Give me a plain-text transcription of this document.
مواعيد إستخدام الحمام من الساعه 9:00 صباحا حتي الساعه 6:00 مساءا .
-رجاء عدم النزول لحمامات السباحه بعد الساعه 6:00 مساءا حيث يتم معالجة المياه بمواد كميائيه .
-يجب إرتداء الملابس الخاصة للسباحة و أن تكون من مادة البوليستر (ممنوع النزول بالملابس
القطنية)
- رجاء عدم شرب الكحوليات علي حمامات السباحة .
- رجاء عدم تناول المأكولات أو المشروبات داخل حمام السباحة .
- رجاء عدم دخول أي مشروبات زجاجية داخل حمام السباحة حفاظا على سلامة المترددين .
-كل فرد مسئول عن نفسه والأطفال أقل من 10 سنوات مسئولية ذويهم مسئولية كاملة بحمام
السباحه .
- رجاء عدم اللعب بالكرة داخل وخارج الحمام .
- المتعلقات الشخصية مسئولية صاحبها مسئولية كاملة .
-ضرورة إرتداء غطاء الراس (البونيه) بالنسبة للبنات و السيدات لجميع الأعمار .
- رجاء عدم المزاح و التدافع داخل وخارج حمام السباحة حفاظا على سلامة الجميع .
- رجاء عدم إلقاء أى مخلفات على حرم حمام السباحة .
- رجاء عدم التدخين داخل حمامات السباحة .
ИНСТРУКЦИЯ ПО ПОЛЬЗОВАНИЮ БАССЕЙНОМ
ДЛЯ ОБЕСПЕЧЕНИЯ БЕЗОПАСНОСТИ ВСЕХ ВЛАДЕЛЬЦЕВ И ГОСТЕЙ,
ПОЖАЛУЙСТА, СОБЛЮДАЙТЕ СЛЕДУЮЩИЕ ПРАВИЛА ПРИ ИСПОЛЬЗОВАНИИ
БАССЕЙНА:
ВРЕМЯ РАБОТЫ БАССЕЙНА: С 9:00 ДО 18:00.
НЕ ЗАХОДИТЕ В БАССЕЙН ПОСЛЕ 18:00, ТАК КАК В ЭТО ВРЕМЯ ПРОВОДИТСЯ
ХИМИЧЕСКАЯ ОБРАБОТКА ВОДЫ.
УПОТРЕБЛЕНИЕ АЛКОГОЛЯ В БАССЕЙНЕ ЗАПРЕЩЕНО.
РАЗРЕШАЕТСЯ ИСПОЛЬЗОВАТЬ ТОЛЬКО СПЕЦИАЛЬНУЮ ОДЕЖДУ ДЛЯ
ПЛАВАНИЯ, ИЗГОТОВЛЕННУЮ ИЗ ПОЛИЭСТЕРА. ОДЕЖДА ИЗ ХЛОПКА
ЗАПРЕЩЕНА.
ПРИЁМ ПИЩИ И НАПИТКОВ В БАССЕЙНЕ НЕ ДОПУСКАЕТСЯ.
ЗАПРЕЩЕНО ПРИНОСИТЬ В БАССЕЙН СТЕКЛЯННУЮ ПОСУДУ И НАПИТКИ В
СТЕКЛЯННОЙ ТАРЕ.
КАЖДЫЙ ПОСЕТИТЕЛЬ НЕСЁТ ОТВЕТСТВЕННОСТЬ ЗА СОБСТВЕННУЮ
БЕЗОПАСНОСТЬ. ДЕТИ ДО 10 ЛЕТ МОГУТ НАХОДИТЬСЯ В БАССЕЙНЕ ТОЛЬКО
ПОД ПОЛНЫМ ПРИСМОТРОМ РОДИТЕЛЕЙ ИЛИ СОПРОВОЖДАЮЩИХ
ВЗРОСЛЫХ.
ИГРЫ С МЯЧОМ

§ BRIEF:
Transcribe the entire listing above precisely.

§ WRITTEN SOLUTION:
Give me a plain-text transcription of this document.
مواعيد إستخدام الحمام من الساعه 9:00 صباحا حتي الساعه 6:00 مساءا .
-رجاء عدم النزول لحمامات السباحه بعد الساعه 6:00 مساءا حيث يتم معالجة المياه بمواد كميائيه .
-يجب إرتداء الملابس الخاصة للسباحة و أن تكون من مادة البوليستر (ممنوع النزول بالملابس
القطنية)
- رجاء عدم شرب الكحوليات علي حمامات السباحة .
- رجاء عدم تناول المأكولات أو المشروبات داخل حمام السباحة .
- رجاء عدم دخول أي مشروبات زجاجية داخل حمام السباحة حفاظا على سلامة المترددين .
-كل فرد مسئول عن نفسه والأطفال أقل من 10 سنوات مسئولية ذويهم مسئولية كاملة بحمام
السباحه .
- رجاء عدم اللعب بالكرة داخل وخارج الحمام .
- المتعلقات الشخصية مسئولية صاحبها مسئولية كاملة .
-ضرورة إرتداء غطاء الراس (البونيه) بالنسبة للبنات و السيدات لجميع الأعمار .
- رجاء عدم المزاح و التدافع داخل وخارج حمام السباحة حفاظا على سلامة الجميع .
- رجاء عدم إلقاء أى مخلفات على حرم حمام السباحة .
- رجاء عدم التدخين داخل حمامات السباحة .
ИНСТРУКЦИЯ ПО ПОЛЬЗОВАНИЮ БАССЕЙНОМ
ДЛЯ ОБЕСПЕЧЕНИЯ БЕЗОПАСНОСТИ ВСЕХ ВЛАДЕЛЬЦЕВ И ГОСТЕЙ,
ПОЖАЛУЙСТА, СОБЛЮДАЙТЕ СЛЕДУЮЩИЕ ПРАВИЛА ПРИ ИСПОЛЬЗОВАНИИ
БАССЕЙНА:
ВРЕМЯ РАБОТЫ БАССЕЙНА: С 9:00 ДО 18:00.
НЕ ЗАХОДИТЕ В БАССЕЙН ПОСЛЕ 18:00, ТАК КАК В ЭТО ВРЕМЯ ПРОВОДИТСЯ
ХИМИЧЕСКАЯ ОБРАБОТКА ВОДЫ.
УПОТРЕБЛЕНИЕ АЛКОГОЛЯ В БАССЕЙНЕ ЗАПРЕЩЕНО.
РАЗРЕШАЕТСЯ ИСПОЛЬЗОВАТЬ ТОЛЬКО СПЕЦИАЛЬНУЮ ОДЕЖДУ ДЛЯ
ПЛАВАНИЯ, ИЗГОТОВЛЕННУЮ ИЗ ПОЛИЭСТЕРА. ОДЕЖДА ИЗ ХЛОПКА
ЗАПРЕЩЕНА.
ПРИЁМ ПИЩИ И НАПИТКОВ В БАССЕЙНЕ НЕ ДОПУСКАЕТСЯ.
ЗАПРЕЩЕНО ПРИНОСИТЬ В БАССЕЙН СТЕКЛЯННУЮ ПОСУДУ И НАПИТКИ В
СТЕКЛЯННОЙ ТАРЕ.
КАЖДЫЙ ПОСЕТИТЕЛЬ НЕСЁТ ОТВЕТСТВЕННОСТЬ ЗА СОБСТВЕННУЮ
БЕЗОПАСНОСТЬ. ДЕТИ ДО 10 ЛЕТ МОГУТ НАХОДИТЬСЯ В БАССЕЙНЕ ТОЛЬКО
ПОД ПОЛНЫМ ПРИСМОТРОМ РОДИТЕЛЕЙ ИЛИ СОПРОВОЖДАЮЩИХ
ВЗРОСЛЫХ.
ИГРЫ С МЯЧОМ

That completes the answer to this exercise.